** Begin Listed records **

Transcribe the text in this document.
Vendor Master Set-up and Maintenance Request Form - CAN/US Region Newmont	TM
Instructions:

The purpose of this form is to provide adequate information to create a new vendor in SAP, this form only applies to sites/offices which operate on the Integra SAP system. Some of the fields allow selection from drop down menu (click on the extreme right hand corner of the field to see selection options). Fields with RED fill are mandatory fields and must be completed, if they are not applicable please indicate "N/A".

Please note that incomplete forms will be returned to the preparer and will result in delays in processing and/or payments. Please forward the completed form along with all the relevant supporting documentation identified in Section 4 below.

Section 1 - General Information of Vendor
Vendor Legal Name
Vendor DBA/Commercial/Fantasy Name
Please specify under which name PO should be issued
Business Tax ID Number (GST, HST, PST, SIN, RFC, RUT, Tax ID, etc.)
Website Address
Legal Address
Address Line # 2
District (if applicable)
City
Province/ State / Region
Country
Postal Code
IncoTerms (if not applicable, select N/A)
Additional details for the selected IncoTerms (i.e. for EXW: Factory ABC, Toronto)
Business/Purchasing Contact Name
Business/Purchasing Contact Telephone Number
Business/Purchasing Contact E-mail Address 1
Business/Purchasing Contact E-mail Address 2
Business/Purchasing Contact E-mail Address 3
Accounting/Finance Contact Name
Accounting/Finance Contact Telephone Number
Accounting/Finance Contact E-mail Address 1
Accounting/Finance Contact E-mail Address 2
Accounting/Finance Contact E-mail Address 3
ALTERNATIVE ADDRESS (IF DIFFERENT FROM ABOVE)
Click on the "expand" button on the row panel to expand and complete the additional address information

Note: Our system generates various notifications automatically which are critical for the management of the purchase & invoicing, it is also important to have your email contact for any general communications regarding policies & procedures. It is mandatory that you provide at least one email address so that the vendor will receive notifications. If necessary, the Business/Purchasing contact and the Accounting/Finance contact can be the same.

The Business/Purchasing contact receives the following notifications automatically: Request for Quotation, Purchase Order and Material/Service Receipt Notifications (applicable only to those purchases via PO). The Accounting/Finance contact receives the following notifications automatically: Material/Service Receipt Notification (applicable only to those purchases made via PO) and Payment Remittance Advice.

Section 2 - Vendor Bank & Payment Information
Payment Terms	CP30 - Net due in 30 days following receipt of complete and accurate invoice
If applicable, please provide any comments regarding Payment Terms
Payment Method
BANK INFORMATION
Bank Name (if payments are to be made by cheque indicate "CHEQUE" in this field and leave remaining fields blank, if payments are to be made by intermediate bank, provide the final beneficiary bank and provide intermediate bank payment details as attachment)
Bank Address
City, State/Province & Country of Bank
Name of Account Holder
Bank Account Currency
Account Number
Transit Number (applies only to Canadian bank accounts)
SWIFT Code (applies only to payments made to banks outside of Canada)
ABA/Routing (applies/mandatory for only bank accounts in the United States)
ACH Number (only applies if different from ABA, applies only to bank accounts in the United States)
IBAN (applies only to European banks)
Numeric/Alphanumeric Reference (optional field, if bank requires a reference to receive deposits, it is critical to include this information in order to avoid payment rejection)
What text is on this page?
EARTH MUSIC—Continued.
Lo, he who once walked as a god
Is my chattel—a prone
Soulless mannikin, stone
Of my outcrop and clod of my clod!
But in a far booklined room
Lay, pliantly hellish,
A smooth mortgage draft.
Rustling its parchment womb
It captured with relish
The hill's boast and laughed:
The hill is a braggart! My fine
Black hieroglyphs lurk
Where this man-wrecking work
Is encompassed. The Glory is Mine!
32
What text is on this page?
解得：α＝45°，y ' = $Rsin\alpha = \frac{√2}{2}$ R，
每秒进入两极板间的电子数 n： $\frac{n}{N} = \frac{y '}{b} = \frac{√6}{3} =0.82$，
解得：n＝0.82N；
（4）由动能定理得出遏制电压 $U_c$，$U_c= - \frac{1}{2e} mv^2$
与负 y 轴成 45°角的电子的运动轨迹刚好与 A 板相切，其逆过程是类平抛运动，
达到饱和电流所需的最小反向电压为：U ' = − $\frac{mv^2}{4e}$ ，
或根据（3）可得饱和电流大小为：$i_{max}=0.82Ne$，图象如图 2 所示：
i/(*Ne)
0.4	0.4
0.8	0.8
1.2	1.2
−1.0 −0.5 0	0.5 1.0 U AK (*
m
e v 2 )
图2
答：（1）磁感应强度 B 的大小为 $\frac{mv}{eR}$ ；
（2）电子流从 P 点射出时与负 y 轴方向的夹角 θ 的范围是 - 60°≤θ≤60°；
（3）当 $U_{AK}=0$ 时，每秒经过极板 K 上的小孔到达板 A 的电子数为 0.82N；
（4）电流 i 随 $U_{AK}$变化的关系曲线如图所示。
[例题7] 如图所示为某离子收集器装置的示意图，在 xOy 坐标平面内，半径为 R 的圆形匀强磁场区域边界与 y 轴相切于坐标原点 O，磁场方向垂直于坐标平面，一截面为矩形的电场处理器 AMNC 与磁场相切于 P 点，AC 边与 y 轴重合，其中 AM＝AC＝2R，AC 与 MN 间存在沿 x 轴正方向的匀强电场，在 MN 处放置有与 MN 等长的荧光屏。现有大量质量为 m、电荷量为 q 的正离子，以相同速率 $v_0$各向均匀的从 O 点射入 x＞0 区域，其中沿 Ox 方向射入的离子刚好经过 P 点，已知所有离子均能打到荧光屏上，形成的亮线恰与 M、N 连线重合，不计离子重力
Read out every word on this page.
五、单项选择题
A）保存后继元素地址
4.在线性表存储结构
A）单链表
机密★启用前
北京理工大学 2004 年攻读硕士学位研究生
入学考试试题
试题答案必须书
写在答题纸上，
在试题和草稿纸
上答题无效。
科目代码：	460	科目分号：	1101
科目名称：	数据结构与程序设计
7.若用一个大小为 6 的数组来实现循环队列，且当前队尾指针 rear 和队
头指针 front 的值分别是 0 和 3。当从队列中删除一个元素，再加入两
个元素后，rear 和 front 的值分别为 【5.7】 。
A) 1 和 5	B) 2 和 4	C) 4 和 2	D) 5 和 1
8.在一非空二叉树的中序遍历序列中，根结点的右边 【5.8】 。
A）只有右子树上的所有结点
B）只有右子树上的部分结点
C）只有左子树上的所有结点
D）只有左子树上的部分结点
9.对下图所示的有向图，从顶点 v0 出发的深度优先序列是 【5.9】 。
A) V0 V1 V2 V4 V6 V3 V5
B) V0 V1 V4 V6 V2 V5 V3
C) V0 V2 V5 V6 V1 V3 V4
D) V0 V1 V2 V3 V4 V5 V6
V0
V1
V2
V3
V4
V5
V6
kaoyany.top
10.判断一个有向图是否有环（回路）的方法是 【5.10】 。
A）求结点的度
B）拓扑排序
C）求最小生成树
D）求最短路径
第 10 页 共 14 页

** End Listed records **

*Given problem*.
Reproduce the data in full, exactly as presented.

*Finished exercise*.
Transcribe the text in this document.
Vendor Master Set-up and Maintenance Request Form - CAN/US Region Newmont	TM
Instructions:

The purpose of this form is to provide adequate information to create a new vendor in SAP, this form only applies to sites/offices which operate on the Integra SAP system. Some of the fields allow selection from drop down menu (click on the extreme right hand corner of the field to see selection options). Fields with RED fill are mandatory fields and must be completed, if they are not applicable please indicate "N/A".

Please note that incomplete forms will be returned to the preparer and will result in delays in processing and/or payments. Please forward the completed form along with all the relevant supporting documentation identified in Section 4 below.

Section 1 - General Information of Vendor
Vendor Legal Name
Vendor DBA/Commercial/Fantasy Name
Please specify under which name PO should be issued
Business Tax ID Number (GST, HST, PST, SIN, RFC, RUT, Tax ID, etc.)
Website Address
Legal Address
Address Line # 2
District (if applicable)
City
Province/ State / Region
Country
Postal Code
IncoTerms (if not applicable, select N/A)
Additional details for the selected IncoTerms (i.e. for EXW: Factory ABC, Toronto)
Business/Purchasing Contact Name
Business/Purchasing Contact Telephone Number
Business/Purchasing Contact E-mail Address 1
Business/Purchasing Contact E-mail Address 2
Business/Purchasing Contact E-mail Address 3
Accounting/Finance Contact Name
Accounting/Finance Contact Telephone Number
Accounting/Finance Contact E-mail Address 1
Accounting/Finance Contact E-mail Address 2
Accounting/Finance Contact E-mail Address 3
ALTERNATIVE ADDRESS (IF DIFFERENT FROM ABOVE)
Click on the "expand" button on the row panel to expand and complete the additional address information

Note: Our system generates various notifications automatically which are critical for the management of the purchase & invoicing, it is also important to have your email contact for any general communications regarding policies & procedures. It is mandatory that you provide at least one email address so that the vendor will receive notifications. If necessary, the Business/Purchasing contact and the Accounting/Finance contact can be the same.

The Business/Purchasing contact receives the following notifications automatically: Request for Quotation, Purchase Order and Material/Service Receipt Notifications (applicable only to those purchases via PO). The Accounting/Finance contact receives the following notifications automatically: Material/Service Receipt Notification (applicable only to those purchases made via PO) and Payment Remittance Advice.

Section 2 - Vendor Bank & Payment Information
Payment Terms	CP30 - Net due in 30 days following receipt of complete and accurate invoice
If applicable, please provide any comments regarding Payment Terms
Payment Method
BANK INFORMATION
Bank Name (if payments are to be made by cheque indicate "CHEQUE" in this field and leave remaining fields blank, if payments are to be made by intermediate bank, provide the final beneficiary bank and provide intermediate bank payment details as attachment)
Bank Address
City, State/Province & Country of Bank
Name of Account Holder
Bank Account Currency
Account Number
Transit Number (applies only to Canadian bank accounts)
SWIFT Code (applies only to payments made to banks outside of Canada)
ABA/Routing (applies/mandatory for only bank accounts in the United States)
ACH Number (only applies if different from ABA, applies only to bank accounts in the United States)
IBAN (applies only to European banks)
Numeric/Alphanumeric Reference (optional field, if bank requires a reference to receive deposits, it is critical to include this information in order to avoid payment rejection)
What text is on this page?
EARTH MUSIC—Continued.
Lo, he who once walked as a god
Is my chattel—a prone
Soulless mannikin, stone
Of my outcrop and clod of my clod!
But in a far booklined room
Lay, pliantly hellish,
A smooth mortgage draft.
Rustling its parchment womb
It captured with relish
The hill's boast and laughed:
The hill is a braggart! My fine
Black hieroglyphs lurk
Where this man-wrecking work
Is encompassed. The Glory is Mine!
32
What text is on this page?
解得：α＝45°，y ' = $Rsin\alpha = \frac{√2}{2}$ R，
每秒进入两极板间的电子数 n： $\frac{n}{N} = \frac{y '}{b} = \frac{√6}{3} =0.82$，
解得：n＝0.82N；
（4）由动能定理得出遏制电压 $U_c$，$U_c= - \frac{1}{2e} mv^2$
与负 y 轴成 45°角的电子的运动轨迹刚好与 A 板相切，其逆过程是类平抛运动，
达到饱和电流所需的最小反向电压为：U ' = − $\frac{mv^2}{4e}$ ，
或根据（3）可得饱和电流大小为：$i_{max}=0.82Ne$，图象如图 2 所示：
i/(*Ne)
0.4	0.4
0.8	0.8
1.2	1.2
−1.0 −0.5 0	0.5 1.0 U AK (*
m
e v 2 )
图2
答：（1）磁感应强度 B 的大小为 $\frac{mv}{eR}$ ；
（2）电子流从 P 点射出时与负 y 轴方向的夹角 θ 的范围是 - 60°≤θ≤60°；
（3）当 $U_{AK}=0$ 时，每秒经过极板 K 上的小孔到达板 A 的电子数为 0.82N；
（4）电流 i 随 $U_{AK}$变化的关系曲线如图所示。
[例题7] 如图所示为某离子收集器装置的示意图，在 xOy 坐标平面内，半径为 R 的圆形匀强磁场区域边界与 y 轴相切于坐标原点 O，磁场方向垂直于坐标平面，一截面为矩形的电场处理器 AMNC 与磁场相切于 P 点，AC 边与 y 轴重合，其中 AM＝AC＝2R，AC 与 MN 间存在沿 x 轴正方向的匀强电场，在 MN 处放置有与 MN 等长的荧光屏。现有大量质量为 m、电荷量为 q 的正离子，以相同速率 $v_0$各向均匀的从 O 点射入 x＞0 区域，其中沿 Ox 方向射入的离子刚好经过 P 点，已知所有离子均能打到荧光屏上，形成的亮线恰与 M、N 连线重合，不计离子重力
Read out every word on this page.
五、单项选择题
A）保存后继元素地址
4.在线性表存储结构
A）单链表
机密★启用前
北京理工大学 2004 年攻读硕士学位研究生
入学考试试题
试题答案必须书
写在答题纸上，
在试题和草稿纸
上答题无效。
科目代码：	460	科目分号：	1101
科目名称：	数据结构与程序设计
7.若用一个大小为 6 的数组来实现循环队列，且当前队尾指针 rear 和队
头指针 front 的值分别是 0 和 3。当从队列中删除一个元素，再加入两
个元素后，rear 和 front 的值分别为 【5.7】 。
A) 1 和 5	B) 2 和 4	C) 4 和 2	D) 5 和 1
8.在一非空二叉树的中序遍历序列中，根结点的右边 【5.8】 。
A）只有右子树上的所有结点
B）只有右子树上的部分结点
C）只有左子树上的所有结点
D）只有左子树上的部分结点
9.对下图所示的有向图，从顶点 v0 出发的深度优先序列是 【5.9】 。
A) V0 V1 V2 V4 V6 V3 V5
B) V0 V1 V4 V6 V2 V5 V3
C) V0 V2 V5 V6 V1 V3 V4
D) V0 V1 V2 V3 V4 V5 V6
V0
V1
V2
V3
V4
V5
V6
kaoyany.top
10.判断一个有向图是否有环（回路）的方法是 【5.10】 。
A）求结点的度
B）拓扑排序
C）求最小生成树
D）求最短路径
第 10 页 共 14 页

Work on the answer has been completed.